Figure data in JSON
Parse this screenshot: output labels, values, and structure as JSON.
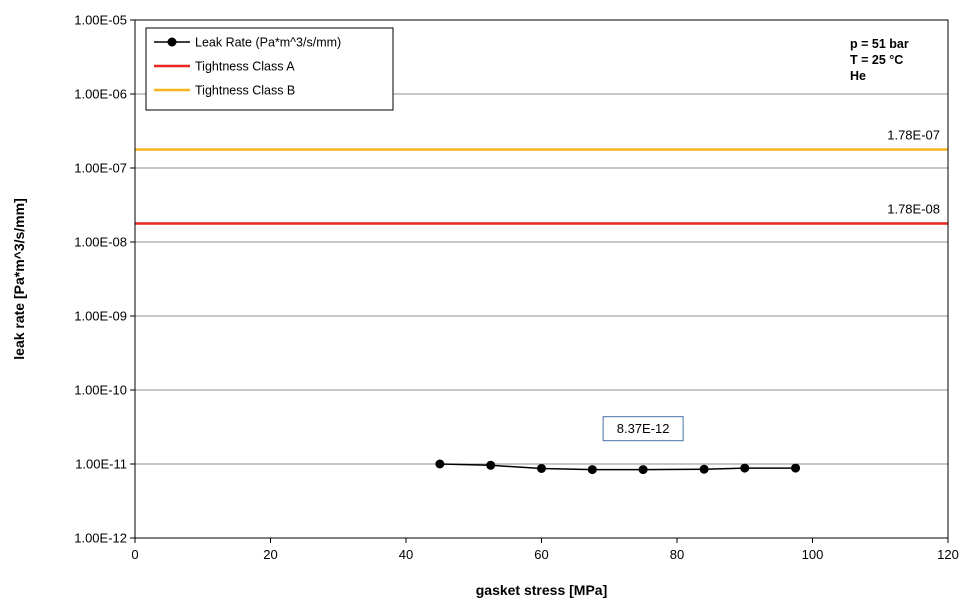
{
  "chart_data": {
    "type": "line",
    "xlabel": "gasket stress [MPa]",
    "ylabel": "leak rate [Pa*m^3/s/mm]",
    "xlim": [
      0,
      120
    ],
    "ylim": [
      1e-12,
      1e-05
    ],
    "yscale": "log",
    "grid": "horizontal",
    "legend_position": "top-left",
    "x_ticks": [
      "0",
      "20",
      "40",
      "60",
      "80",
      "100",
      "120"
    ],
    "y_ticks": [
      "1.00E-12",
      "1.00E-11",
      "1.00E-10",
      "1.00E-09",
      "1.00E-08",
      "1.00E-07",
      "1.00E-06",
      "1.00E-05"
    ],
    "series": [
      {
        "name": "Leak Rate (Pa*m^3/s/mm)",
        "color": "#000000",
        "marker": "circle",
        "x": [
          45,
          52.5,
          60,
          67.5,
          75,
          84,
          90,
          97.5
        ],
        "y": [
          1e-11,
          9.6e-12,
          8.7e-12,
          8.4e-12,
          8.4e-12,
          8.5e-12,
          8.8e-12,
          8.8e-12
        ]
      },
      {
        "name": "Tightness Class A",
        "color": "#e8251e",
        "y_constant": 1.78e-08
      },
      {
        "name": "Tightness Class B",
        "color": "#f5b41b",
        "y_constant": 1.78e-07
      }
    ],
    "annotations": {
      "class_a_value": "1.78E-08",
      "class_b_value": "1.78E-07",
      "min_value_box": "8.37E-12",
      "min_value_box_x": 75,
      "min_value_box_y": 3e-11
    },
    "conditions": [
      "p = 51 bar",
      "T = 25 °C",
      "He"
    ]
  }
}
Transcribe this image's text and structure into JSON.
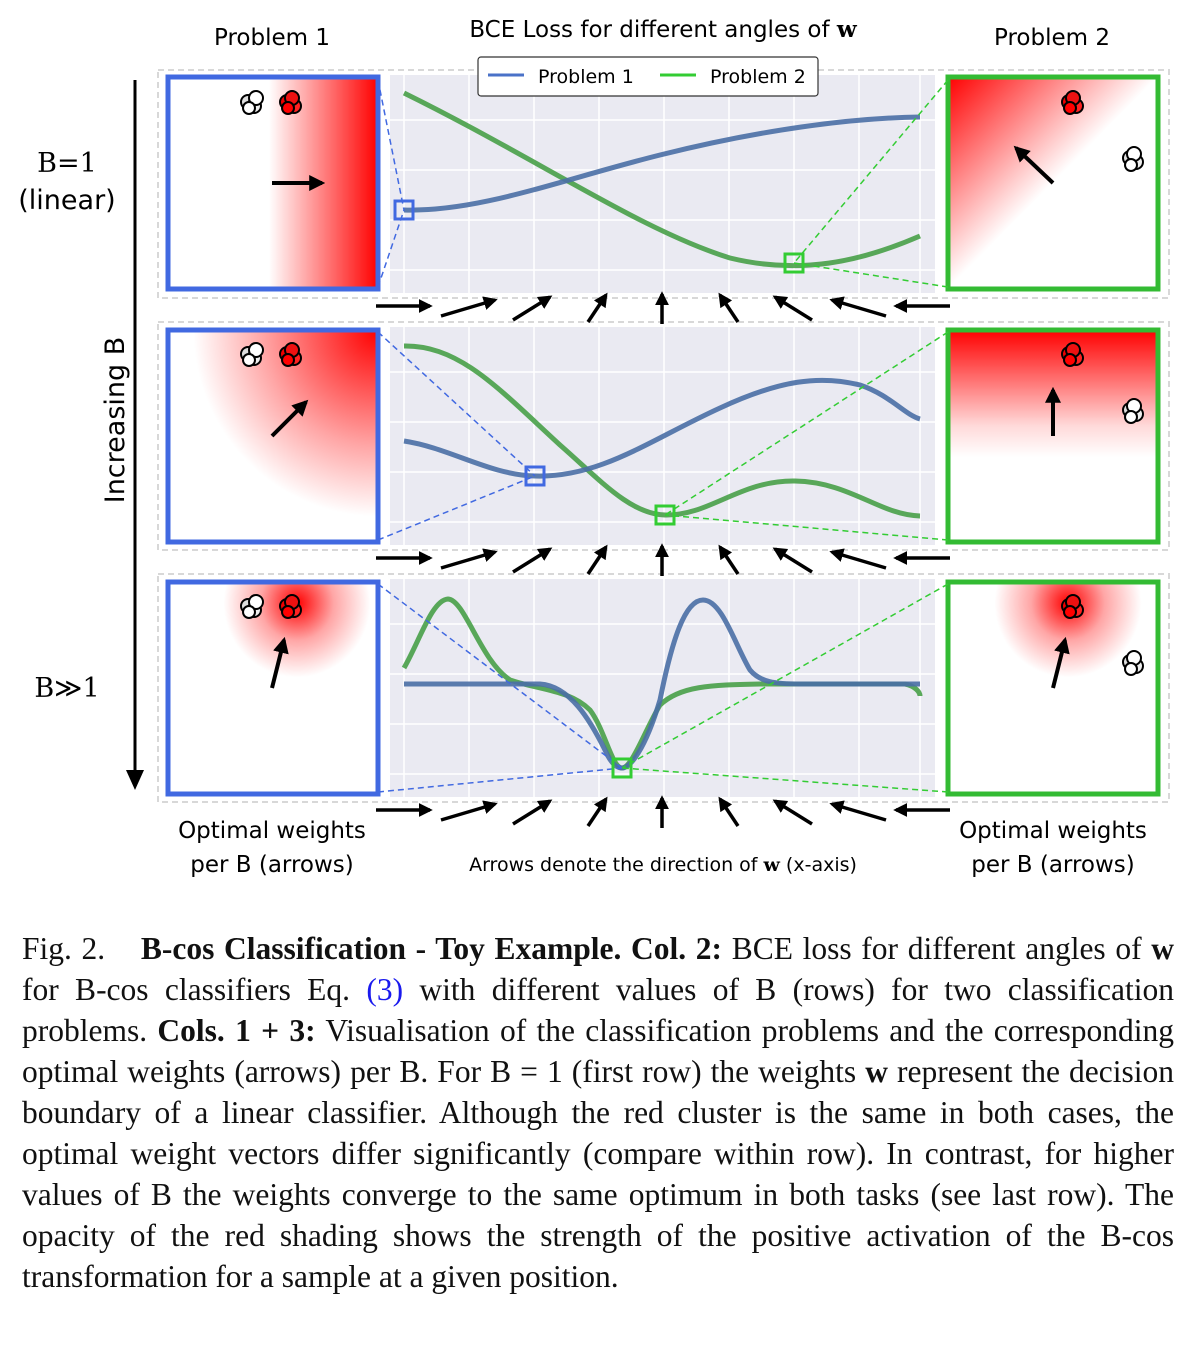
{
  "figure": {
    "col1_title": "Problem 1",
    "col2_title_prefix": "BCE Loss for different angles of ",
    "col2_title_var": "w",
    "col3_title": "Problem 2",
    "row_labels": {
      "b1_line1": "B=1",
      "b1_line2": "(linear)",
      "increasing": "Increasing B",
      "bgg": "B≫1"
    },
    "legend": [
      {
        "label": "Problem 1",
        "color": "#4a72c8"
      },
      {
        "label": "Problem 2",
        "color": "#33cc33"
      }
    ],
    "bottom_left_line1": "Optimal weights",
    "bottom_left_line2": "per B (arrows)",
    "bottom_right_line1": "Optimal weights",
    "bottom_right_line2": "per B (arrows)",
    "bottom_center_prefix": "Arrows denote the direction of ",
    "bottom_center_var": "w",
    "bottom_center_suffix": " (x-axis)",
    "colors": {
      "problem1_curve": "#4a6fa5",
      "problem2_curve": "#3e9b3e",
      "problem1_frame": "#4169e1",
      "problem2_frame": "#33cc33",
      "activation": "#ff0000",
      "plot_bg": "#eaeaf2"
    }
  },
  "caption": {
    "fig_label": "Fig. 2.",
    "title": "B-cos Classification - Toy Example.",
    "col2_label": "Col. 2:",
    "text1": "BCE loss for different angles of",
    "w1": "w",
    "text2": "for B-cos classifiers Eq.",
    "eq_ref": "(3)",
    "text3": "with different values of B (rows) for two classification problems.",
    "cols_label": "Cols. 1 + 3:",
    "text4": "Visualisation of the classification problems and the corresponding optimal weights (arrows) per B. For B = 1 (first row) the weights",
    "w2": "w",
    "text5": "represent the decision boundary of a linear classifier. Although the red cluster is the same in both cases, the optimal weight vectors differ significantly (compare within row). In contrast, for higher values of B the weights converge to the same optimum in both tasks (see last row). The opacity of the red shading shows the strength of the positive activation of the B-cos transformation for a sample at a given position."
  }
}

### Set exercise
Write the records out once more, exactly as they appear, with no pictures.

### Exercise answer
Parse this screenshot: output labels, values, and structure as JSON.
{
  "chart_data": {
    "type": "line",
    "xlabel": "gasket stress [MPa]",
    "ylabel": "leak rate [Pa*m^3/s/mm]",
    "xlim": [
      0,
      120
    ],
    "ylim": [
      1e-12,
      1e-05
    ],
    "yscale": "log",
    "grid": "horizontal",
    "legend_position": "top-left",
    "x_ticks": [
      "0",
      "20",
      "40",
      "60",
      "80",
      "100",
      "120"
    ],
    "y_ticks": [
      "1.00E-12",
      "1.00E-11",
      "1.00E-10",
      "1.00E-09",
      "1.00E-08",
      "1.00E-07",
      "1.00E-06",
      "1.00E-05"
    ],
    "series": [
      {
        "name": "Leak Rate (Pa*m^3/s/mm)",
        "color": "#000000",
        "marker": "circle",
        "x": [
          45,
          52.5,
          60,
          67.5,
          75,
          84,
          90,
          97.5
        ],
        "y": [
          1e-11,
          9.6e-12,
          8.7e-12,
          8.4e-12,
          8.4e-12,
          8.5e-12,
          8.8e-12,
          8.8e-12
        ]
      },
      {
        "name": "Tightness Class A",
        "color": "#e8251e",
        "y_constant": 1.78e-08
      },
      {
        "name": "Tightness Class B",
        "color": "#f5b41b",
        "y_constant": 1.78e-07
      }
    ],
    "annotations": {
      "class_a_value": "1.78E-08",
      "class_b_value": "1.78E-07",
      "min_value_box": "8.37E-12",
      "min_value_box_x": 75,
      "min_value_box_y": 3e-11
    },
    "conditions": [
      "p = 51 bar",
      "T = 25 °C",
      "He"
    ]
  }
}
Transcribe this image's text and structure into JSON.
{
  "figure": {
    "col1_title": "Problem 1",
    "col2_title_prefix": "BCE Loss for different angles of ",
    "col2_title_var": "w",
    "col3_title": "Problem 2",
    "row_labels": {
      "b1_line1": "B=1",
      "b1_line2": "(linear)",
      "increasing": "Increasing B",
      "bgg": "B≫1"
    },
    "legend": [
      {
        "label": "Problem 1",
        "color": "#4a72c8"
      },
      {
        "label": "Problem 2",
        "color": "#33cc33"
      }
    ],
    "bottom_left_line1": "Optimal weights",
    "bottom_left_line2": "per B (arrows)",
    "bottom_right_line1": "Optimal weights",
    "bottom_right_line2": "per B (arrows)",
    "bottom_center_prefix": "Arrows denote the direction of ",
    "bottom_center_var": "w",
    "bottom_center_suffix": " (x-axis)",
    "colors": {
      "problem1_curve": "#4a6fa5",
      "problem2_curve": "#3e9b3e",
      "problem1_frame": "#4169e1",
      "problem2_frame": "#33cc33",
      "activation": "#ff0000",
      "plot_bg": "#eaeaf2"
    }
  },
  "caption": {
    "fig_label": "Fig. 2.",
    "title": "B-cos Classification - Toy Example.",
    "col2_label": "Col. 2:",
    "text1": "BCE loss for different angles of",
    "w1": "w",
    "text2": "for B-cos classifiers Eq.",
    "eq_ref": "(3)",
    "text3": "with different values of B (rows) for two classification problems.",
    "cols_label": "Cols. 1 + 3:",
    "text4": "Visualisation of the classification problems and the corresponding optimal weights (arrows) per B. For B = 1 (first row) the weights",
    "w2": "w",
    "text5": "represent the decision boundary of a linear classifier. Although the red cluster is the same in both cases, the optimal weight vectors differ significantly (compare within row). In contrast, for higher values of B the weights converge to the same optimum in both tasks (see last row). The opacity of the red shading shows the strength of the positive activation of the B-cos transformation for a sample at a given position."
  }
}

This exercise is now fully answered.